__Desafío a__. Por favor, reescribe los registros que van desde la línea que contiene "Enumerate the UI" hasta la que contiene "low-density-oval (730, 112, 742, 153)", ambas incluidas. Sustituye "implant-bump" por "implant-peak" y deja todo lo demás intacto.

__Texto de la página__.
—————
Darío Fajardo Montaña / Viernes 13 de
septiembre de 2013
Tomado de: Agencia Prensa Rural.
El paro agrario y popular iniciado a mediados de
agosto ha trascendido con creces otras iniciativas de este tipo ocurridas en el
país, en términos de los sectores movilizados, de su persistencia y de sus
alcances políticos. Su convergencia con otros hechos, como las conversaciones
de paz de La Habana, las negociaciones del paro del Catatumbo, el paro de los
trabajadores de la mina de El Cerrejón, las protestas de pequeños mineros de
otras localidades, los educadores, etc., le dan nuevas tonalidades al escenario
político colombiano y de alguna manera han obligado al gobierno a conversar con
los representantes de la protesta.
Un aspecto trascendental de esta movilización ha
sido su capacidad para impactar los medios urbanos, en particular a Bogotá,
habiendo partido del medio rural, prácticamente invisibilizado en los panoramas
citadinos. Posiblemente han contribuido a este efecto el heroico proceso del
Catatumbo y también el que, gracias a las conversaciones de La Habana, en las
que el campo surge como un primer punto de su agenda, los temas agrarios
recuperaron espacio en las valoraciones políticas de las problemáticas
colombianas.
Las movilizaciones agrarias y populares han
ocurrido como resultado de las crecientes dificultades que afrontan las
comunidades del campo para sobrevivir en medio de la guerra, del
empobrecimiento, de la carencia de vías y servicios, de la destrucción de sus
cosechas y de las dificultades que impiden el acceso de sus productos al
mercado. Estas circunstancias se han sumado al empobrecimiento de sectores
sociales urbanos cada vez más extendidos, lo cual ha generado en ellos
manifestaciones de solidaridad con la movilización agraria.
El paro ha sido el resultado de un acumulado de
condiciones que pareciera haber llegado a un punto límite. En los campos, el
encarecimiento de los costos de producción de los bienes agrícolas derivado de
la subyugación del capital financiero sobre la producción y comercialización de
los insumos se añade a los sobrecostos que imprimen el monopolio de la
propiedad agraria y los atrasos en las dotaciones de infraestructuras viales y
de riego. En las ciudades, las comunidades sufren el crecimiento del costo de vida,
de la vivienda, de la salud, de los alimentos, por efectos de la destrucción
del empleo y del deterioro los ingresos, lo que los acerca a los reclamos del
campo.
En este entorno el país conoció la denuncia del
atentado contra nuestra agricultura contenida en el video “9-70”, realizado por
Victoria Solano, joven y valiente comunicadora. Referido al decreto de esa
numeración, expone la campaña de destrucción de semillas de arroz en el
municipio de Campohermoso, Huila, cuna de la reforma agraria. Los hechos
documentados, denunciados igualmente por un prestigioso prelado de la iglesia
católica, corresponden al cumplimiento de tal decreto e ilustran la acción
violenta de la policía, guiada por los funcionarios del Instituto Colombiano
Agropecuario (ICA) contra los agricultores de esa localidad a quienes expropian
toneladas de las semillas del cereal, conservadas de acuerdo con las prácticas
tradicionales.
—————
__Datos proporcionados__.
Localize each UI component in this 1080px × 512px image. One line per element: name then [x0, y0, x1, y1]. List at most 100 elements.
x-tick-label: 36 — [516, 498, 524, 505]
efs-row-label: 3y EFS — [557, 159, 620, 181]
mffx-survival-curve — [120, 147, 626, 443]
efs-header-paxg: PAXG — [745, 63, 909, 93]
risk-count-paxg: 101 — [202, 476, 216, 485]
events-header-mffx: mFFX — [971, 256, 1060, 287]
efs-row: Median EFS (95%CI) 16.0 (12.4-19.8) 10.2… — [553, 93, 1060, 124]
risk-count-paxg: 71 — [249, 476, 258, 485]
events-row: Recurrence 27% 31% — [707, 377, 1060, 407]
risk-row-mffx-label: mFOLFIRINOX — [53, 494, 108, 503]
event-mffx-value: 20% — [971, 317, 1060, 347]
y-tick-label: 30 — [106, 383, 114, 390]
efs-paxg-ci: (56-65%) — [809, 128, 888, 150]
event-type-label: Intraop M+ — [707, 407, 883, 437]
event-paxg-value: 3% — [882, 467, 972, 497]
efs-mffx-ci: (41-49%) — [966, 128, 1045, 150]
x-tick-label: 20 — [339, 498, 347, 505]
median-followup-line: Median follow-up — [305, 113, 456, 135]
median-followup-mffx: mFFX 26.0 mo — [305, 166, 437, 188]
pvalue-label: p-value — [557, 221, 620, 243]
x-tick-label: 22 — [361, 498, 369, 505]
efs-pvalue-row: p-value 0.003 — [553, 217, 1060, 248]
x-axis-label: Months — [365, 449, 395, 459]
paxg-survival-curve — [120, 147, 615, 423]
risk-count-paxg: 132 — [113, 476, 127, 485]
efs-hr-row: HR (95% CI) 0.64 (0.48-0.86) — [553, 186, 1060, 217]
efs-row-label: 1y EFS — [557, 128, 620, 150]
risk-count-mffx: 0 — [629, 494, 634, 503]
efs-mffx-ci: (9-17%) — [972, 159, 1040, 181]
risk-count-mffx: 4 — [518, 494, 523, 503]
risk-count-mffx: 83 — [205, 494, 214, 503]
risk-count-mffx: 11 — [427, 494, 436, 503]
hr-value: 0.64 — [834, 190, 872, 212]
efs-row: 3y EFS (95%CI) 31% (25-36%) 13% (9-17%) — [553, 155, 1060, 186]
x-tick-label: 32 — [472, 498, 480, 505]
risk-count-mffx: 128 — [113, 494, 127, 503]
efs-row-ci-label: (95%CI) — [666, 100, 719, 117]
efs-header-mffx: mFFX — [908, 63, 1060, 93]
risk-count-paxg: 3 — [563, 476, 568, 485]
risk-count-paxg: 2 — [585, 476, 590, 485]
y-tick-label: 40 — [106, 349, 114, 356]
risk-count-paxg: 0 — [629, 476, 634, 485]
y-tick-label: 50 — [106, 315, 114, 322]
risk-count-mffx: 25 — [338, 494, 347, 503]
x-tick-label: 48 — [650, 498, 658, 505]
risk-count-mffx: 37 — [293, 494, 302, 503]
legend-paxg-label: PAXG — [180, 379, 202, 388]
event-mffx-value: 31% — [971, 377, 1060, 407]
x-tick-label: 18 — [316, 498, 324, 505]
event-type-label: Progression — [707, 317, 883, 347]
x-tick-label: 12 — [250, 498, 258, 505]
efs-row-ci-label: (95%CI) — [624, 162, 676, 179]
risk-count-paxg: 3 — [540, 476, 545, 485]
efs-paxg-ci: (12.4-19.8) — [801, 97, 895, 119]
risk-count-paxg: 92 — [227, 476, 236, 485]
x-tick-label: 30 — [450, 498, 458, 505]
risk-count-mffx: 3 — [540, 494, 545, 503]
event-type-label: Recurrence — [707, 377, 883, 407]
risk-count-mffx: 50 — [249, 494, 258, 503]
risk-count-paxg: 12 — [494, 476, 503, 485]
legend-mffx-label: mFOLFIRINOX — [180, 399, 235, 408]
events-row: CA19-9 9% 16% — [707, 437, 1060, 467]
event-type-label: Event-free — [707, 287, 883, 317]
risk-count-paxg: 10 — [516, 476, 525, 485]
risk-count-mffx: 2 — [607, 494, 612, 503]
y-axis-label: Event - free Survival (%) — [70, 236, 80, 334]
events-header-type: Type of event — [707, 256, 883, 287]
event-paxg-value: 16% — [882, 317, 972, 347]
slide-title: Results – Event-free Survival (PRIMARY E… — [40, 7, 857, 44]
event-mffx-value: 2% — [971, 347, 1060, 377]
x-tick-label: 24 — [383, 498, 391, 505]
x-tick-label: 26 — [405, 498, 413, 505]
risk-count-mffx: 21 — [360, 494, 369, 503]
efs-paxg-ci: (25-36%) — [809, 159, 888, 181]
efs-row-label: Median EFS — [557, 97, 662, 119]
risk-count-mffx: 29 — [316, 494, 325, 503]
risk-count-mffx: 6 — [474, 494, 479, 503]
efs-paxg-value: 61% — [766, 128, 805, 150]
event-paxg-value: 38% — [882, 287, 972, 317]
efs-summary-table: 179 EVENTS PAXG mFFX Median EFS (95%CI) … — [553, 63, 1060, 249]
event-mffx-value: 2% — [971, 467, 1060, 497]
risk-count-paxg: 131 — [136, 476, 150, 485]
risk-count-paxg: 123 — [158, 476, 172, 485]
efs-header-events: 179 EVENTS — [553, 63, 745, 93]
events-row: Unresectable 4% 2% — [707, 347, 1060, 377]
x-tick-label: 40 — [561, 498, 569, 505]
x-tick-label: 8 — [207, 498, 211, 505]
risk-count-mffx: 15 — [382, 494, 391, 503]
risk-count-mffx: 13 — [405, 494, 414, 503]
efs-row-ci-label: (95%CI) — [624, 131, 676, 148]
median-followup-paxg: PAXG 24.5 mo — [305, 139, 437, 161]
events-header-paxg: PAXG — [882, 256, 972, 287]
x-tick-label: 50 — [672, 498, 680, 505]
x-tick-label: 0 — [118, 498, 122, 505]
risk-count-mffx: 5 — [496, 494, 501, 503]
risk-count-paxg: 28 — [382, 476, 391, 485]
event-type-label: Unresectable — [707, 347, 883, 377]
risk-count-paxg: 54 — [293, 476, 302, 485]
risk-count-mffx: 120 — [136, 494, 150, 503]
—————
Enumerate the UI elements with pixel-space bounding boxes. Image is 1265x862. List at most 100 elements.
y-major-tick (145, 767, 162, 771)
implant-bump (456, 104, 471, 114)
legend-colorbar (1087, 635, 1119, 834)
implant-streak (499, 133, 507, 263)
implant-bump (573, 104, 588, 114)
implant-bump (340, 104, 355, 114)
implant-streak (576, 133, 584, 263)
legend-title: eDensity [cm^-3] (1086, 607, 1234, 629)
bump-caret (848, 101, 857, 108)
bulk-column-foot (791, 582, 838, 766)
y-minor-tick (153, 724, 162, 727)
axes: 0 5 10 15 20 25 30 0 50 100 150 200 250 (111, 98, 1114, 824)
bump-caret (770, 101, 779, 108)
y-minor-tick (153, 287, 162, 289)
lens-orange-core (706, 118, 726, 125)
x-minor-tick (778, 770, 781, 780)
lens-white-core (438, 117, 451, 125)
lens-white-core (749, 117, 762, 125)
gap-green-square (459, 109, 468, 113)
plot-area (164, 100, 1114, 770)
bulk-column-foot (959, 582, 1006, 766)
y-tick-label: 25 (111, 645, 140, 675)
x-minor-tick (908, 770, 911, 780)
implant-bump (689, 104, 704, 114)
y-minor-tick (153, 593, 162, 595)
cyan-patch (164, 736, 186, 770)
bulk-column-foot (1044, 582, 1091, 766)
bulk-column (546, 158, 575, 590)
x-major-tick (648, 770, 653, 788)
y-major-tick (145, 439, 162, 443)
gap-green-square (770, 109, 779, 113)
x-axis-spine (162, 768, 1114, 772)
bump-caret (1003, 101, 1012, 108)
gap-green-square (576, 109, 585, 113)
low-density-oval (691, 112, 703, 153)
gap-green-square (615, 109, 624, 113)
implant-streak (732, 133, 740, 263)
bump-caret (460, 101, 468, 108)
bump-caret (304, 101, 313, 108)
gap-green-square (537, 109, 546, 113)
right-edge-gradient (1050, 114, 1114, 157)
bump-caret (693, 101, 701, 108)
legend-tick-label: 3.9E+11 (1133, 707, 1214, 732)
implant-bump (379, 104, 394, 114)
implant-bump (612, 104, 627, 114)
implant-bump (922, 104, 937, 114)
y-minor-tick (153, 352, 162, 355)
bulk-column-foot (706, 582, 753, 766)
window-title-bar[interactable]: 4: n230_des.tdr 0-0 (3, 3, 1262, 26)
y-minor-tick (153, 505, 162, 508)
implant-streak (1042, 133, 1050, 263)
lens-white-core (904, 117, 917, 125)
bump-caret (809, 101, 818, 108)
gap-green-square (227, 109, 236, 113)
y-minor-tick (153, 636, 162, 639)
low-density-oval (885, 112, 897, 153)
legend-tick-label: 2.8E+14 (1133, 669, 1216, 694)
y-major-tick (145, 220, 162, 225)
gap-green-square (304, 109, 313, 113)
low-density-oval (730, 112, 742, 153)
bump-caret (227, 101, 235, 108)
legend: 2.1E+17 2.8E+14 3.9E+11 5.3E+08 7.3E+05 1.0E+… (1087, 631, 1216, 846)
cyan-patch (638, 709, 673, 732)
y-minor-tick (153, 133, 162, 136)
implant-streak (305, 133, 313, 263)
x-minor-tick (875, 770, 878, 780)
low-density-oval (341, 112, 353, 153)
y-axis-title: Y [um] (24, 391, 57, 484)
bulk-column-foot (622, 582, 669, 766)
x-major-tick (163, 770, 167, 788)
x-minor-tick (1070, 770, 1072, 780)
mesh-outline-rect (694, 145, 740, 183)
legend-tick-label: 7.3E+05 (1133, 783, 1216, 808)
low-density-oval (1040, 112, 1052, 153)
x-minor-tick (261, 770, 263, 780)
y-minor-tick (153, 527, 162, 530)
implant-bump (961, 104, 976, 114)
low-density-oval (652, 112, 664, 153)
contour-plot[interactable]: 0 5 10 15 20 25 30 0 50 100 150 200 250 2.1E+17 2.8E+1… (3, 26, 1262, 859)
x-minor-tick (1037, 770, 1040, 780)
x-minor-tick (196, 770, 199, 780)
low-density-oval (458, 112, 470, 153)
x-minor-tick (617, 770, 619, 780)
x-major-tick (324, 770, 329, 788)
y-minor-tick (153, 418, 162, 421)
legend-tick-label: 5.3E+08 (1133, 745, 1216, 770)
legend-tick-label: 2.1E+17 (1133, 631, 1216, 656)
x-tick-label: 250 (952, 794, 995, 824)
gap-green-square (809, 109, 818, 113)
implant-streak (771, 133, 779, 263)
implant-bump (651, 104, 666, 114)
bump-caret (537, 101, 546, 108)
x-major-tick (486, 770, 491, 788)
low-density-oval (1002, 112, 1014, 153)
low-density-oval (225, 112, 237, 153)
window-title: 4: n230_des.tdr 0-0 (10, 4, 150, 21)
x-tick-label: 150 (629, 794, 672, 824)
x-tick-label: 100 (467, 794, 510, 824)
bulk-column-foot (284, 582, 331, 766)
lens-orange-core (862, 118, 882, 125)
—————
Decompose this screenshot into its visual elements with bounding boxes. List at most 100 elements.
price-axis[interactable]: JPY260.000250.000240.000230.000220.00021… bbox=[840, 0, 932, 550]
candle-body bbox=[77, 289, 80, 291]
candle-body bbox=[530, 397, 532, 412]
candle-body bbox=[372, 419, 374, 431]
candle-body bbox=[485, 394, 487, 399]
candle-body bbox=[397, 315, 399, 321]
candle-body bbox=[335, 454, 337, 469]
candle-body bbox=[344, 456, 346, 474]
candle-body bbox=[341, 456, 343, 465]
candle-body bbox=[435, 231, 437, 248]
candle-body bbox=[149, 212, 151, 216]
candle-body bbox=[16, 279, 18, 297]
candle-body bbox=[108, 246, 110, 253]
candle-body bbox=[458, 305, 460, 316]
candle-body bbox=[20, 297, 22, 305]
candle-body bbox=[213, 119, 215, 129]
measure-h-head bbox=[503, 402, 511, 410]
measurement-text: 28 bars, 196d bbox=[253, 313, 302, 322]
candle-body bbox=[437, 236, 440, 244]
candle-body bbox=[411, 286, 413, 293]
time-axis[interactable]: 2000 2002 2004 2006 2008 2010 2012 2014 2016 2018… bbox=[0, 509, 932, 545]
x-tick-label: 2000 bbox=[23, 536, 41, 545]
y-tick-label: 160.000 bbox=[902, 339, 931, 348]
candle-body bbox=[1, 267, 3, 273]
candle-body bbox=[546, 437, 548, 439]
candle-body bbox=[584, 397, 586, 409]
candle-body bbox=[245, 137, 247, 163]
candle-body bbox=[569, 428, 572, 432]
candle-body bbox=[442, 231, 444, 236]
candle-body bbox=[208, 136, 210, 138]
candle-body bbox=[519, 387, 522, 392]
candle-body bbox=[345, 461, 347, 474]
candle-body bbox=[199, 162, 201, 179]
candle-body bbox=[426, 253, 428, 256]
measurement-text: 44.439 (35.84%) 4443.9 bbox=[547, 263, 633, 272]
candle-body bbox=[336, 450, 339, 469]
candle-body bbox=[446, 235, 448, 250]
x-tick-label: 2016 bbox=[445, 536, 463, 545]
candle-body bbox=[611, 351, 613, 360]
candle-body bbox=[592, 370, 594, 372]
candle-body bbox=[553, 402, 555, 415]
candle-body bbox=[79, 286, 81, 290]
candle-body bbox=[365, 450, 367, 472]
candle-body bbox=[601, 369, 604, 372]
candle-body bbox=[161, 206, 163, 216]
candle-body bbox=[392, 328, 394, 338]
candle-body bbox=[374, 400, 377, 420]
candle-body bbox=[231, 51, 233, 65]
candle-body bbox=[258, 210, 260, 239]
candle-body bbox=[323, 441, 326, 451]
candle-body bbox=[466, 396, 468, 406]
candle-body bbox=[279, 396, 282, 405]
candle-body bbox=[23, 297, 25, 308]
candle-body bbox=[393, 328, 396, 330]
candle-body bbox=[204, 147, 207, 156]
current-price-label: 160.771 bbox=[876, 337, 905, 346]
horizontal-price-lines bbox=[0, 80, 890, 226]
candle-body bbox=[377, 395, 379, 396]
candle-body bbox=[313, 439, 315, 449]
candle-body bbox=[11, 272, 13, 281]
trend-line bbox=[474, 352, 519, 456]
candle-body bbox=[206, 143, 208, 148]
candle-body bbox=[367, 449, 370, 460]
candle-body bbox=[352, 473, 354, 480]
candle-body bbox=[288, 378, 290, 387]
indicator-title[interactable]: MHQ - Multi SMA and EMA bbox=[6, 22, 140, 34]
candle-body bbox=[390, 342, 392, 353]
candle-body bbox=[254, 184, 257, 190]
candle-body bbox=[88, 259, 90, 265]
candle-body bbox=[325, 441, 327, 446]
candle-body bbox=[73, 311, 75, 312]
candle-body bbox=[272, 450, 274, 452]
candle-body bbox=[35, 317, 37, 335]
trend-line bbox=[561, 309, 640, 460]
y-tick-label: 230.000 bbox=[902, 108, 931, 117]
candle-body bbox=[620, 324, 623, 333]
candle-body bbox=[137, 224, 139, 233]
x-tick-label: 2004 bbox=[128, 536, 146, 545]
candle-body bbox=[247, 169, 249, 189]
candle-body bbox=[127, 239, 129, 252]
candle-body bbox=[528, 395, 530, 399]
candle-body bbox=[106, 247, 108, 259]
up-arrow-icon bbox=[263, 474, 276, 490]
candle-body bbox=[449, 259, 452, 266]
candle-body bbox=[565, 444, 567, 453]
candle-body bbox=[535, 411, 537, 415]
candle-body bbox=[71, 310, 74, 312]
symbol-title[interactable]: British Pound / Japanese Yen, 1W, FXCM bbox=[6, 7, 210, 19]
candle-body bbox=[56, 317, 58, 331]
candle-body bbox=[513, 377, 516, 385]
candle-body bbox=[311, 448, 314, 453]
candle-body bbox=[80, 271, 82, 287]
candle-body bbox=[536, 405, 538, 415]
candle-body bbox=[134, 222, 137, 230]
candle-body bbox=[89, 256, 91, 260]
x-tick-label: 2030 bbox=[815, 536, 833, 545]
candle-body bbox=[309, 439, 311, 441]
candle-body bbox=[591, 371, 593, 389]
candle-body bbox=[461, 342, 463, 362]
—————
__Desafío b__. Según el artículo sobre el paro agrario, ¿en qué municipio ocurrió la destrucción de semillas de arroz que expone el video “9-70”?

__Resultado obtenido a__.
Enumerate the UI elements with pixel-space bounding boxes. Image is 1265x862. List at most 100 elements.
y-major-tick (145, 767, 162, 771)
implant-peak (456, 104, 471, 114)
legend-colorbar (1087, 635, 1119, 834)
implant-streak (499, 133, 507, 263)
implant-peak (573, 104, 588, 114)
implant-peak (340, 104, 355, 114)
implant-streak (576, 133, 584, 263)
legend-title: eDensity [cm^-3] (1086, 607, 1234, 629)
bump-caret (848, 101, 857, 108)
bulk-column-foot (791, 582, 838, 766)
y-minor-tick (153, 724, 162, 727)
axes: 0 5 10 15 20 25 30 0 50 100 150 200 250 (111, 98, 1114, 824)
bump-caret (770, 101, 779, 108)
y-minor-tick (153, 287, 162, 289)
lens-orange-core (706, 118, 726, 125)
x-minor-tick (778, 770, 781, 780)
lens-white-core (438, 117, 451, 125)
lens-white-core (749, 117, 762, 125)
gap-green-square (459, 109, 468, 113)
plot-area (164, 100, 1114, 770)
bulk-column-foot (959, 582, 1006, 766)
y-tick-label: 25 (111, 645, 140, 675)
x-minor-tick (908, 770, 911, 780)
implant-peak (689, 104, 704, 114)
y-minor-tick (153, 593, 162, 595)
cyan-patch (164, 736, 186, 770)
bulk-column-foot (1044, 582, 1091, 766)
bulk-column (546, 158, 575, 590)
x-major-tick (648, 770, 653, 788)
y-major-tick (145, 439, 162, 443)
gap-green-square (770, 109, 779, 113)
x-axis-spine (162, 768, 1114, 772)
bump-caret (1003, 101, 1012, 108)
gap-green-square (576, 109, 585, 113)
low-density-oval (691, 112, 703, 153)
gap-green-square (615, 109, 624, 113)
implant-streak (732, 133, 740, 263)
bump-caret (460, 101, 468, 108)
bump-caret (304, 101, 313, 108)
gap-green-square (537, 109, 546, 113)
right-edge-gradient (1050, 114, 1114, 157)
bump-caret (693, 101, 701, 108)
legend-tick-label: 3.9E+11 (1133, 707, 1214, 732)
implant-peak (379, 104, 394, 114)
implant-peak (612, 104, 627, 114)
implant-peak (922, 104, 937, 114)
y-minor-tick (153, 352, 162, 355)
bulk-column-foot (706, 582, 753, 766)
window-title-bar[interactable]: 4: n230_des.tdr 0-0 (3, 3, 1262, 26)
y-minor-tick (153, 505, 162, 508)
implant-streak (1042, 133, 1050, 263)
lens-white-core (904, 117, 917, 125)
bump-caret (809, 101, 818, 108)
gap-green-square (227, 109, 236, 113)
y-minor-tick (153, 636, 162, 639)
low-density-oval (885, 112, 897, 153)
legend-tick-label: 2.8E+14 (1133, 669, 1216, 694)
y-major-tick (145, 220, 162, 225)
gap-green-square (304, 109, 313, 113)
low-density-oval (730, 112, 742, 153)

__Resultado obtenido b__. En Campohermoso, Huila.